(Data extracted from a collection)
+++++

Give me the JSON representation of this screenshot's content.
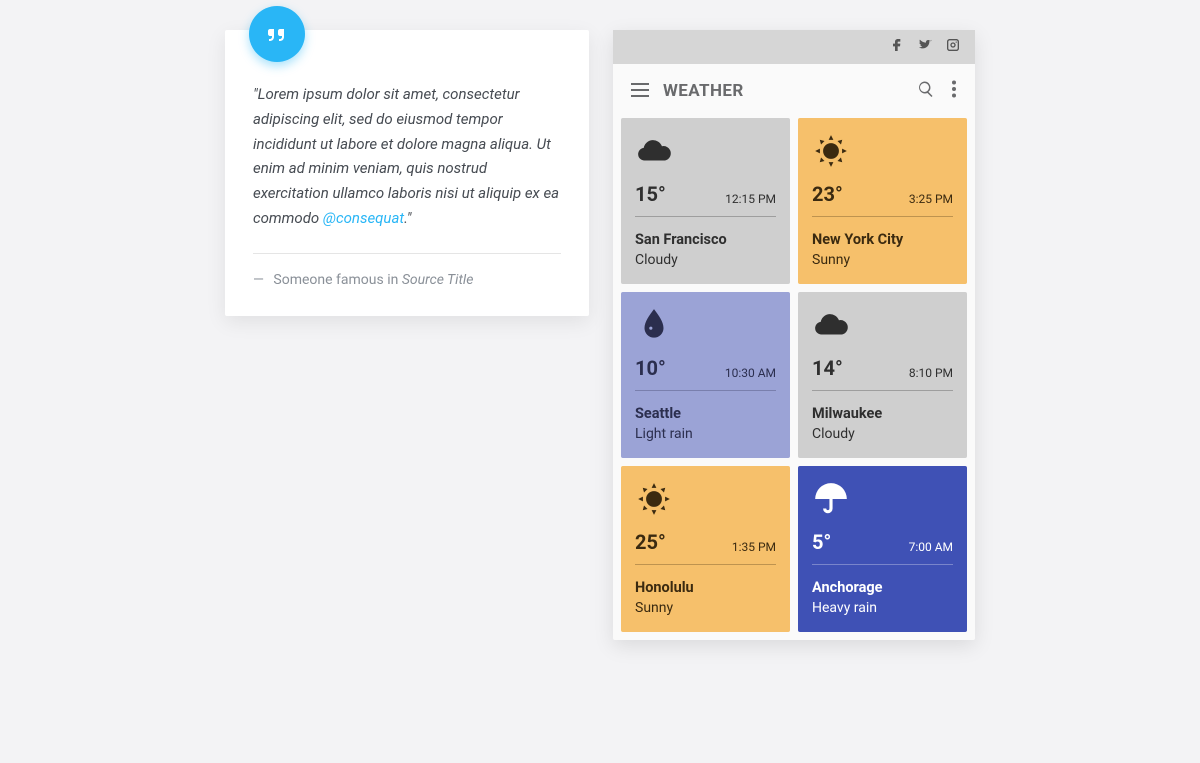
{
  "quote": {
    "body_pre": "\"Lorem ipsum dolor sit amet, consectetur adipiscing elit, sed do eiusmod tempor incididunt ut labore et dolore magna aliqua. Ut enim ad minim veniam, quis nostrud exercitation ullamco laboris nisi ut aliquip ex ea commodo ",
    "link_text": "@consequat",
    "body_post": ".\"",
    "footer_prefix": "Someone famous in ",
    "source_title": "Source Title"
  },
  "weather": {
    "title": "WEATHER",
    "social": [
      "facebook",
      "twitter",
      "instagram"
    ],
    "cards": [
      {
        "city": "San Francisco",
        "cond": "Cloudy",
        "temp": "15°",
        "time": "12:15 PM",
        "variant": "gray",
        "icon": "cloud"
      },
      {
        "city": "New York City",
        "cond": "Sunny",
        "temp": "23°",
        "time": "3:25 PM",
        "variant": "orange",
        "icon": "sun"
      },
      {
        "city": "Seattle",
        "cond": "Light rain",
        "temp": "10°",
        "time": "10:30 AM",
        "variant": "lilac",
        "icon": "drop"
      },
      {
        "city": "Milwaukee",
        "cond": "Cloudy",
        "temp": "14°",
        "time": "8:10 PM",
        "variant": "gray",
        "icon": "cloud"
      },
      {
        "city": "Honolulu",
        "cond": "Sunny",
        "temp": "25°",
        "time": "1:35 PM",
        "variant": "orange",
        "icon": "sun"
      },
      {
        "city": "Anchorage",
        "cond": "Heavy rain",
        "temp": "5°",
        "time": "7:00 AM",
        "variant": "blue",
        "icon": "umbrella"
      }
    ]
  }
}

+++++

> **WRITTEN INSTRUCTION**
Without the pictures, copy the material exactly as given.

> **EXPECTED ANSWER**
Give me the JSON representation of this screenshot's content.
{
  "quote": {
    "body_pre": "\"Lorem ipsum dolor sit amet, consectetur adipiscing elit, sed do eiusmod tempor incididunt ut labore et dolore magna aliqua. Ut enim ad minim veniam, quis nostrud exercitation ullamco laboris nisi ut aliquip ex ea commodo ",
    "link_text": "@consequat",
    "body_post": ".\"",
    "footer_prefix": "Someone famous in ",
    "source_title": "Source Title"
  },
  "weather": {
    "title": "WEATHER",
    "social": [
      "facebook",
      "twitter",
      "instagram"
    ],
    "cards": [
      {
        "city": "San Francisco",
        "cond": "Cloudy",
        "temp": "15°",
        "time": "12:15 PM",
        "variant": "gray",
        "icon": "cloud"
      },
      {
        "city": "New York City",
        "cond": "Sunny",
        "temp": "23°",
        "time": "3:25 PM",
        "variant": "orange",
        "icon": "sun"
      },
      {
        "city": "Seattle",
        "cond": "Light rain",
        "temp": "10°",
        "time": "10:30 AM",
        "variant": "lilac",
        "icon": "drop"
      },
      {
        "city": "Milwaukee",
        "cond": "Cloudy",
        "temp": "14°",
        "time": "8:10 PM",
        "variant": "gray",
        "icon": "cloud"
      },
      {
        "city": "Honolulu",
        "cond": "Sunny",
        "temp": "25°",
        "time": "1:35 PM",
        "variant": "orange",
        "icon": "sun"
      },
      {
        "city": "Anchorage",
        "cond": "Heavy rain",
        "temp": "5°",
        "time": "7:00 AM",
        "variant": "blue",
        "icon": "umbrella"
      }
    ]
  }
}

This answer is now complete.